━━ LISTED RECORDS

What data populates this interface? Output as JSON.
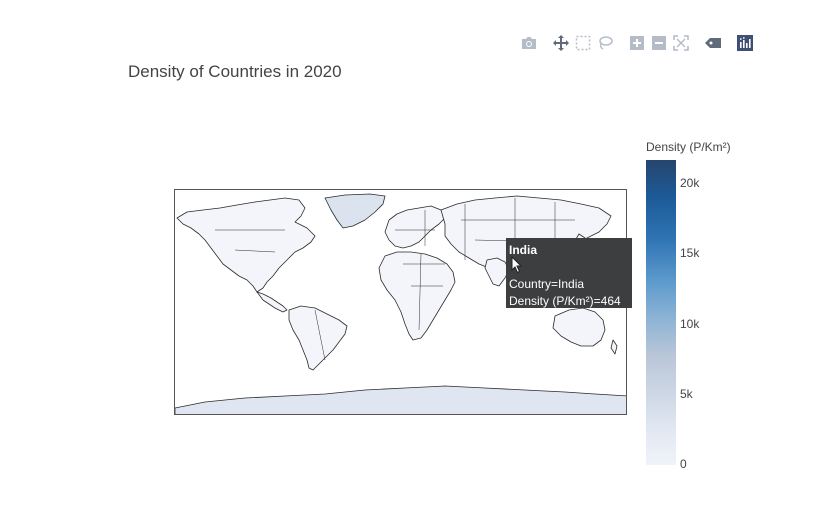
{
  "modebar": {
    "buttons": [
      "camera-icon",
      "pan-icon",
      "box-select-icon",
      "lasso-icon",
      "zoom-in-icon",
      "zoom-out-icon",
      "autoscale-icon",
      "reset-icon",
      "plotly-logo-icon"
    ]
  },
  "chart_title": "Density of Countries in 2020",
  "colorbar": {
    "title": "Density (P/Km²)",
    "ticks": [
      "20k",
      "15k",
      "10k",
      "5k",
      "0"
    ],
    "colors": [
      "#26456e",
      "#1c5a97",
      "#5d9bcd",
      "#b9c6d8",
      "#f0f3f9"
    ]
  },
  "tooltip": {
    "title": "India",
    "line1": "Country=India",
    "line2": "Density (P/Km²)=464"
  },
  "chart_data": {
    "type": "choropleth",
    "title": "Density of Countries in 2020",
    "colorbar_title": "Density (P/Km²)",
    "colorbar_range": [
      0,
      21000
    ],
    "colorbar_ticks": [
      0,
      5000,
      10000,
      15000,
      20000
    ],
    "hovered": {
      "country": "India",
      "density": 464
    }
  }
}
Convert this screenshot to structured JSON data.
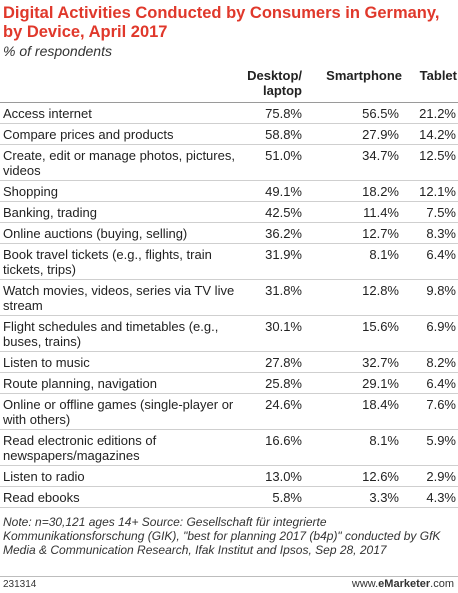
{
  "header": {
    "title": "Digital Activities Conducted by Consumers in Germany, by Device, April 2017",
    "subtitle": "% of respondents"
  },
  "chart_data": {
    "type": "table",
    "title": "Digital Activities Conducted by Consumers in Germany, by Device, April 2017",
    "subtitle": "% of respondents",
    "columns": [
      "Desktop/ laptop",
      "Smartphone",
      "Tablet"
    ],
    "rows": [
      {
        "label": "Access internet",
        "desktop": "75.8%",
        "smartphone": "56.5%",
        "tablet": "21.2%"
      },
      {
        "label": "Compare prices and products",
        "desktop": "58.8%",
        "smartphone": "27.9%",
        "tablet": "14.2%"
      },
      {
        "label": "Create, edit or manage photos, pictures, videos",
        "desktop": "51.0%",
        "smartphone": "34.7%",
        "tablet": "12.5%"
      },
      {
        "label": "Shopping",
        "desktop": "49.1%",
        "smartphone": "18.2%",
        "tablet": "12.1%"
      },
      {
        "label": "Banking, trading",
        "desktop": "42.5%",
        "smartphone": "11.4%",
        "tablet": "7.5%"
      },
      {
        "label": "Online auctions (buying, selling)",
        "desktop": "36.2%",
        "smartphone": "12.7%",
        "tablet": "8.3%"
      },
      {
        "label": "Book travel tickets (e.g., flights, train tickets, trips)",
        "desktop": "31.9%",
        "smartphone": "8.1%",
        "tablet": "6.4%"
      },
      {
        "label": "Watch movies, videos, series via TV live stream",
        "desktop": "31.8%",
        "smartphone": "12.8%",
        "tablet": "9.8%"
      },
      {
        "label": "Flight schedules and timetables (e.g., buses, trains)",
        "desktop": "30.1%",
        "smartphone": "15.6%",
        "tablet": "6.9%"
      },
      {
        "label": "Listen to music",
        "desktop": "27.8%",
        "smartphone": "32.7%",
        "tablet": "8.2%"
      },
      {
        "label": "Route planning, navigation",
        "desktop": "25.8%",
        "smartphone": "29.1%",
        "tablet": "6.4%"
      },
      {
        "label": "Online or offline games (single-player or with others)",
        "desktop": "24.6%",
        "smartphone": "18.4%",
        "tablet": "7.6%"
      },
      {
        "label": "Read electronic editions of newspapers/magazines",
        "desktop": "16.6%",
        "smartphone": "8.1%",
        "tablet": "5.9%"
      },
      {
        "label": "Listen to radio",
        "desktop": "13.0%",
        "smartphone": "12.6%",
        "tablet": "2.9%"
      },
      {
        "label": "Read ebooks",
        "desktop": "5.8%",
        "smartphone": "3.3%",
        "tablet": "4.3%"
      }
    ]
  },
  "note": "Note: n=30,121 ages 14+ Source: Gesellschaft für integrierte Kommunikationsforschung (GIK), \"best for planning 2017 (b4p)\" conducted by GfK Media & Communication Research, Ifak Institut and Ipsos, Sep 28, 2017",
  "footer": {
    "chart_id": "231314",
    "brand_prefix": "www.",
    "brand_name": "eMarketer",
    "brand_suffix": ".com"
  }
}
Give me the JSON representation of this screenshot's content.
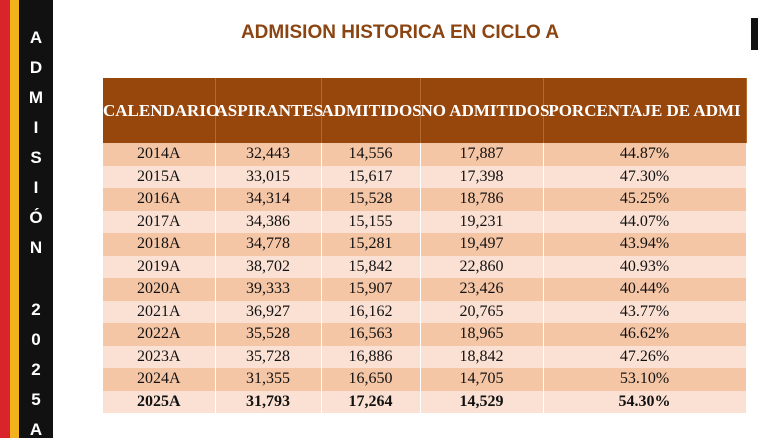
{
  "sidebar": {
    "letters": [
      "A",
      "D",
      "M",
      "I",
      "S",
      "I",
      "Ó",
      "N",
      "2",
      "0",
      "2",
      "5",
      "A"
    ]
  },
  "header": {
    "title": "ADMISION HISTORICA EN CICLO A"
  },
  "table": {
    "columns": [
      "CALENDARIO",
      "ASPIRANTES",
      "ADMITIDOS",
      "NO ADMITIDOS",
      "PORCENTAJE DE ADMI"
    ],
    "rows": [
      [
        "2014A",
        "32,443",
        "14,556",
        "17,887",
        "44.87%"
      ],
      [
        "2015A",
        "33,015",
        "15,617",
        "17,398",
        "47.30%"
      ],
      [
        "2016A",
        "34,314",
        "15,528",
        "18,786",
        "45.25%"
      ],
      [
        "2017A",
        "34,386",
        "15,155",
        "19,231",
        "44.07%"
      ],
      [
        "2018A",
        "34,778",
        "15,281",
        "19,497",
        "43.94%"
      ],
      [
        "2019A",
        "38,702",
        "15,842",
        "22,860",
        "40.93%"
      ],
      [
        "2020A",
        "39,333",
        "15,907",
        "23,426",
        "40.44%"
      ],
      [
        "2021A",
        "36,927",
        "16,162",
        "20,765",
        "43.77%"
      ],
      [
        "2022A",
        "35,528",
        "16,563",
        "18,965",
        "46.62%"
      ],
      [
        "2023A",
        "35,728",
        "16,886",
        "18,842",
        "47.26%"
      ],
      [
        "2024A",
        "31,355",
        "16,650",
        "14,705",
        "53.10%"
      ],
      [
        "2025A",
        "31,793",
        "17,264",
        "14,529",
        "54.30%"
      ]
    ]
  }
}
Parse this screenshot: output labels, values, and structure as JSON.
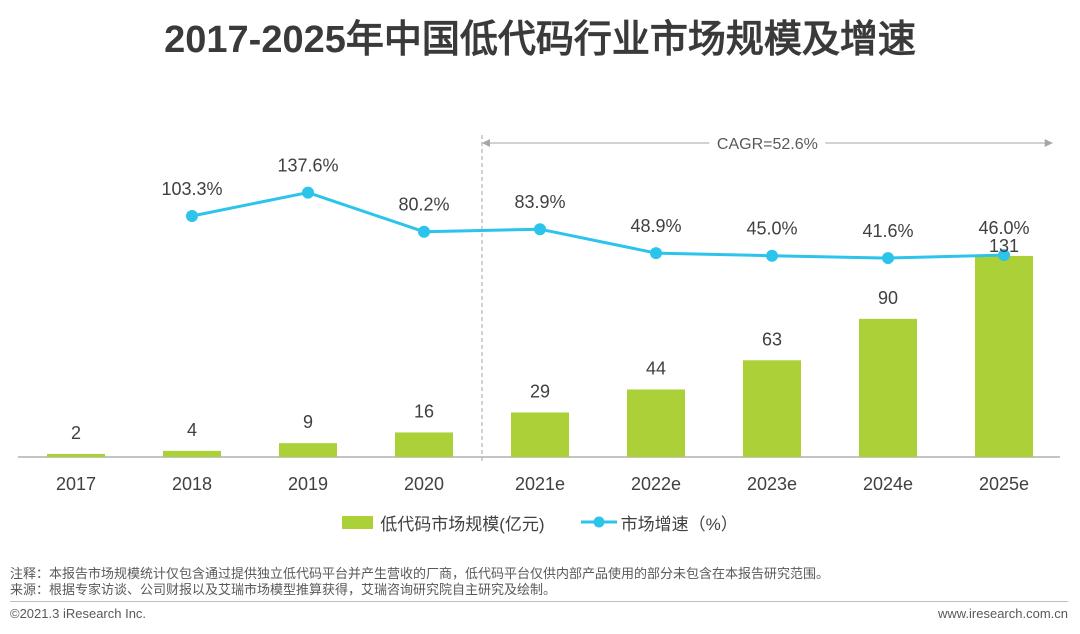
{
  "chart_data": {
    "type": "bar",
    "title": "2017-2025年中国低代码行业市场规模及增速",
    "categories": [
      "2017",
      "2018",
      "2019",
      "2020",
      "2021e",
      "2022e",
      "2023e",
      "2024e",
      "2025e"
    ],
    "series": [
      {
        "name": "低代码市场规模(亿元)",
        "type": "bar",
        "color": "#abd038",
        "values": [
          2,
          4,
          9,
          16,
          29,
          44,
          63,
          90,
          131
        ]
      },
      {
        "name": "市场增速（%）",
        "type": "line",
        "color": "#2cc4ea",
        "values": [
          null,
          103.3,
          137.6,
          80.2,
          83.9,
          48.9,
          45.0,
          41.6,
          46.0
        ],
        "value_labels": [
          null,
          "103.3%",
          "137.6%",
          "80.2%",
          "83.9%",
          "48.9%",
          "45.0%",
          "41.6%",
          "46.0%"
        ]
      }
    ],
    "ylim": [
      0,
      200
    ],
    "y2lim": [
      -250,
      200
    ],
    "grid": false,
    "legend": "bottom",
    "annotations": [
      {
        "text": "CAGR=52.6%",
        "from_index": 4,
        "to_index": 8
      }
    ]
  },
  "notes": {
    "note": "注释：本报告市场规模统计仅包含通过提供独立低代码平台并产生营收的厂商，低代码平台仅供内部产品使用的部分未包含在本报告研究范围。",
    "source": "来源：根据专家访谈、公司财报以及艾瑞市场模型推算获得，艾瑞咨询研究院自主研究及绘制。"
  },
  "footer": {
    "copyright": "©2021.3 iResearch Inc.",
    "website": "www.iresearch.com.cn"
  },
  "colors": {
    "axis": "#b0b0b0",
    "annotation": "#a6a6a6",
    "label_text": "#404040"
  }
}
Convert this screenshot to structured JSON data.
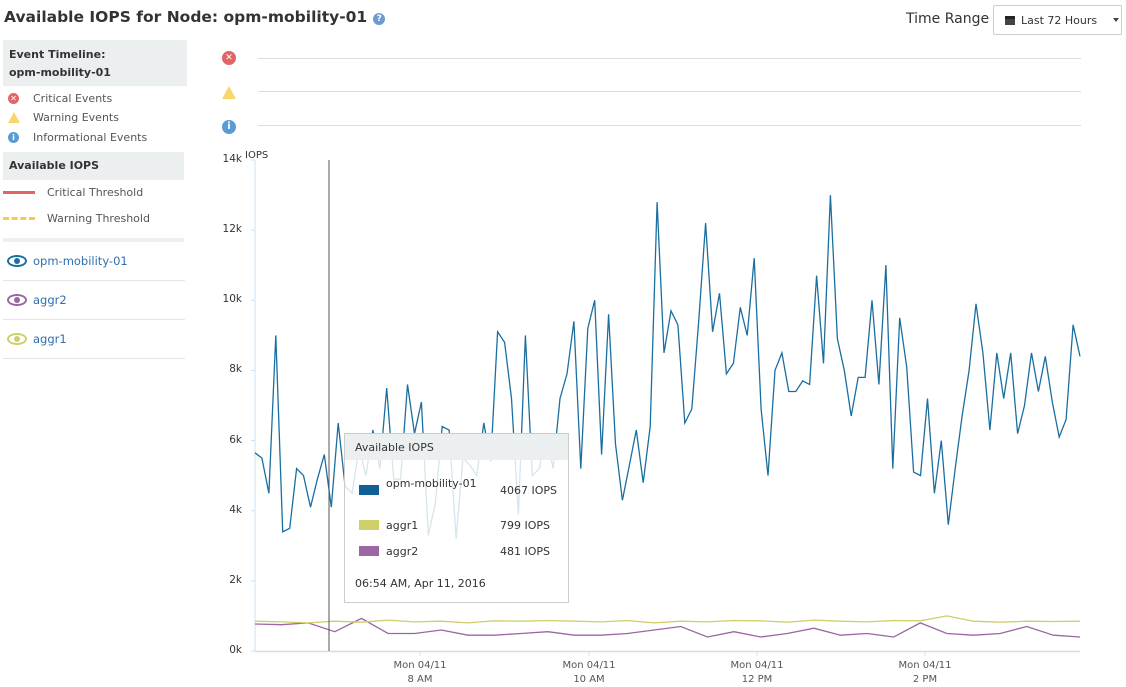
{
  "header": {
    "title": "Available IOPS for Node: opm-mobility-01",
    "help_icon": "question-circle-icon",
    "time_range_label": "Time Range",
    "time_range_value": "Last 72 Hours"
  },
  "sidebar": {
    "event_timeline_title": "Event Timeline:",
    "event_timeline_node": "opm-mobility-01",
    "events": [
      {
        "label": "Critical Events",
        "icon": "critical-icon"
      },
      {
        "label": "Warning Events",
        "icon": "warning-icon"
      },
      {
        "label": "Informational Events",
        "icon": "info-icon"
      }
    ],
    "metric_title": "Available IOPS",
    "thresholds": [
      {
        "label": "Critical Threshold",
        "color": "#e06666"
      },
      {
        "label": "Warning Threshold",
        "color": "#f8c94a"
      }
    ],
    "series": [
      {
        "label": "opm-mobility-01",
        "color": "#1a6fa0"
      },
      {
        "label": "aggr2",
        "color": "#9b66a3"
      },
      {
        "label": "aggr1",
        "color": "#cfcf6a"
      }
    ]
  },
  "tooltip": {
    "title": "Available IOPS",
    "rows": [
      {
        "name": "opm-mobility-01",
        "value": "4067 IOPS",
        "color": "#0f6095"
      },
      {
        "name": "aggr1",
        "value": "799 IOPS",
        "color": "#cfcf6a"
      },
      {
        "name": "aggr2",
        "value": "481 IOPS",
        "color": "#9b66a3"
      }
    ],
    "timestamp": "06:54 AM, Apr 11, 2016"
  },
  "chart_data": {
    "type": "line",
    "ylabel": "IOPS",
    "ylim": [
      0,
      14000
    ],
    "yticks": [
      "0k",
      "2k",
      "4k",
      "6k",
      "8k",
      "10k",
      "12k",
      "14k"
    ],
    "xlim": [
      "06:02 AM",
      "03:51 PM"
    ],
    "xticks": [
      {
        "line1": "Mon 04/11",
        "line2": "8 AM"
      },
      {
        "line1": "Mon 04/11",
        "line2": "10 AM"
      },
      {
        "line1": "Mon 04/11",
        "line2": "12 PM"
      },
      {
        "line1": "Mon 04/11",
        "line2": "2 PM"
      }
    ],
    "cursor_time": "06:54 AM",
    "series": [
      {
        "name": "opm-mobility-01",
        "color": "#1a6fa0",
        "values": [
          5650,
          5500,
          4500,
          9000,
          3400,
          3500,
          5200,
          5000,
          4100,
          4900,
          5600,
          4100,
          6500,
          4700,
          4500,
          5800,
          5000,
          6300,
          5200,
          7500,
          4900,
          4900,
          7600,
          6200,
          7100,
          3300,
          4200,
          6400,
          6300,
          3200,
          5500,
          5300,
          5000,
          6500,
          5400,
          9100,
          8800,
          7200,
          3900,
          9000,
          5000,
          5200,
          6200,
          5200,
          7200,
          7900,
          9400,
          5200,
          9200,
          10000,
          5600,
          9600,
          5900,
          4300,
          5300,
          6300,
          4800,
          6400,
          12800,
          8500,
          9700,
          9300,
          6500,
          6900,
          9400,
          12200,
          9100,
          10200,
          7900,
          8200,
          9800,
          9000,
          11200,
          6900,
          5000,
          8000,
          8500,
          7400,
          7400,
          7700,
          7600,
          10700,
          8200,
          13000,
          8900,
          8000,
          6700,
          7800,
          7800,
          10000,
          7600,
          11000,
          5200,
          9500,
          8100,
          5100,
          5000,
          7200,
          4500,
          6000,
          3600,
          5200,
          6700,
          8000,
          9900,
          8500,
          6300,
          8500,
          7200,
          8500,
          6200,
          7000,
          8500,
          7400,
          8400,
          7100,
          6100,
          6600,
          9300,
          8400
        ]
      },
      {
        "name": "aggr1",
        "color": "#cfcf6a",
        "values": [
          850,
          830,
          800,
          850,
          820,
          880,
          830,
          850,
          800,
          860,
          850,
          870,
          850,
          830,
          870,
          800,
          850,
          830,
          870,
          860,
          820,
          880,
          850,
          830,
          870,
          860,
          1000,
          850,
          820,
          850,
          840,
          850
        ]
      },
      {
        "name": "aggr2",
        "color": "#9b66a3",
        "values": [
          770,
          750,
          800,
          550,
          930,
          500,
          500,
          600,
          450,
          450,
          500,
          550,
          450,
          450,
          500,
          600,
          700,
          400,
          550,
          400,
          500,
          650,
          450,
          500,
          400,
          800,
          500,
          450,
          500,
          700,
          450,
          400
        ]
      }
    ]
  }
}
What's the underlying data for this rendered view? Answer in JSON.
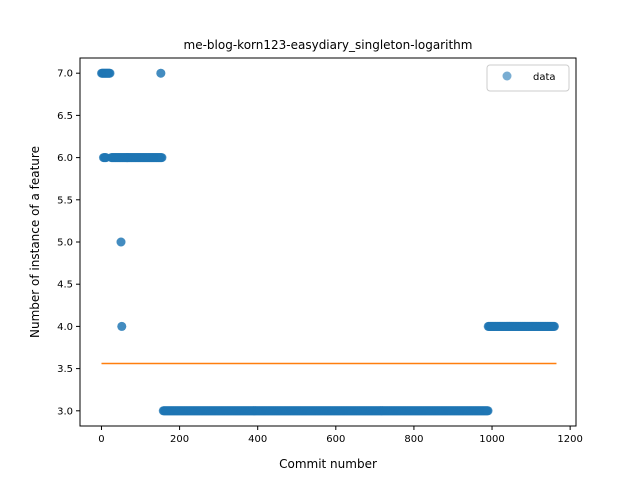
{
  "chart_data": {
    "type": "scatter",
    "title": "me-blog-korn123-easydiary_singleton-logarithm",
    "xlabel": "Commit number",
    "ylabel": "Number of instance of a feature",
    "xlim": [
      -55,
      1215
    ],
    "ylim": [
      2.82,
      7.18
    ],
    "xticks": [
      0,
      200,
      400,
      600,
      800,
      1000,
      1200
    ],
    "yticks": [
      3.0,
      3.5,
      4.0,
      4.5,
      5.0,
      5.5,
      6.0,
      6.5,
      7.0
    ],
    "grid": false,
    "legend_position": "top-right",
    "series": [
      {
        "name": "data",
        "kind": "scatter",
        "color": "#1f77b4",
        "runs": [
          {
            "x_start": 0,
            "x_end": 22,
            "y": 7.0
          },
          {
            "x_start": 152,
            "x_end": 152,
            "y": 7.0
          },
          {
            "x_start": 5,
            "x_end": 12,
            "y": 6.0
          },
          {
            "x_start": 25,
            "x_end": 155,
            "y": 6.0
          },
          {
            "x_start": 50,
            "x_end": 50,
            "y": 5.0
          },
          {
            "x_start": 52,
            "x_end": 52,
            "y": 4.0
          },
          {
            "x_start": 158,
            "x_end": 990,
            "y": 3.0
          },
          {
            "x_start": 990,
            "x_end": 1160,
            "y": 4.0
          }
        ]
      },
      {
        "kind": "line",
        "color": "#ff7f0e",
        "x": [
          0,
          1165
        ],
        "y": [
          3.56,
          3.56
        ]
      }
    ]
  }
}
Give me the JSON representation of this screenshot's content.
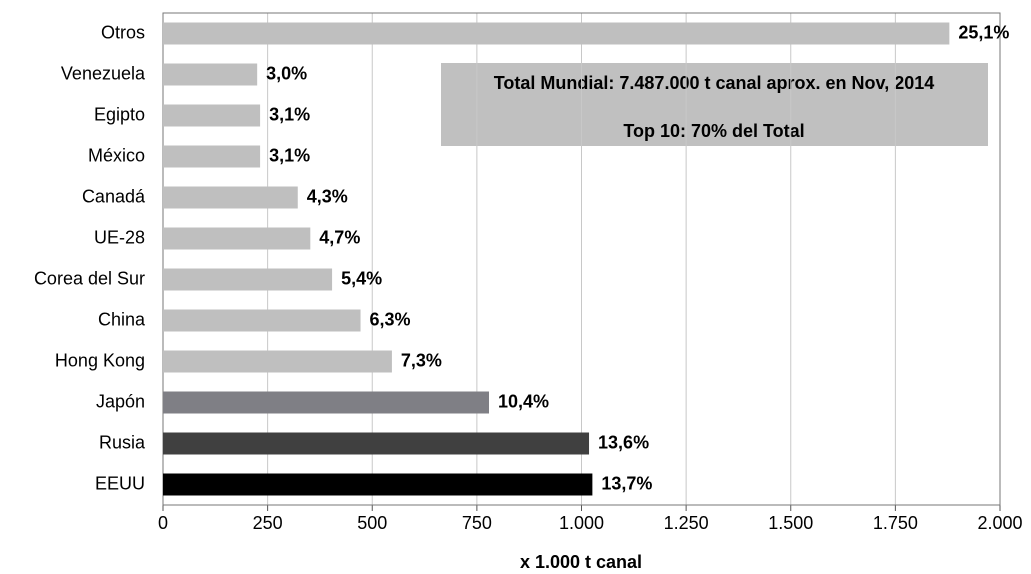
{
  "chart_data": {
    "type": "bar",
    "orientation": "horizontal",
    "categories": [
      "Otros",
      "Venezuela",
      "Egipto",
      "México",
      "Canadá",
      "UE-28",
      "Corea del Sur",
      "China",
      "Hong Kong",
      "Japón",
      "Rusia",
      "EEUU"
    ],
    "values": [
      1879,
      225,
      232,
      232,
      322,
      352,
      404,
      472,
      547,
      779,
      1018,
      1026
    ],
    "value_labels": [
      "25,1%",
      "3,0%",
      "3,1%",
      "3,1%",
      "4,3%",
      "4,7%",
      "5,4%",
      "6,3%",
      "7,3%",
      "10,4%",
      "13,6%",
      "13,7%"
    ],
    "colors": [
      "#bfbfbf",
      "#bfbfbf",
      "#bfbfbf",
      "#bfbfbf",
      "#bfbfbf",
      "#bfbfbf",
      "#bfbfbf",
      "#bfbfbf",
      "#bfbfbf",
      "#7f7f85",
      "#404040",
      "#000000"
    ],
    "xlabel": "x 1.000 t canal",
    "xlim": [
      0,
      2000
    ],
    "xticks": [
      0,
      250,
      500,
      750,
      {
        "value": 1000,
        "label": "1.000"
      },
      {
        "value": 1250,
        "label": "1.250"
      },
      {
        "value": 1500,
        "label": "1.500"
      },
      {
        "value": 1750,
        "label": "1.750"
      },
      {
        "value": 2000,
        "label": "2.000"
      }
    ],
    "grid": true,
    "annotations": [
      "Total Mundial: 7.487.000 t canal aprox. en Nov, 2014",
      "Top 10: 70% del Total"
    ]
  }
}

━━━━

▸ **WHAT THIS TASK INVOLVES**
Scan the entries above. Copy each line that has the string "respondents".

▸ **TASK SOLUTION**
    "subtitle": "% of respondents"
    "subtitle": "% of respondents",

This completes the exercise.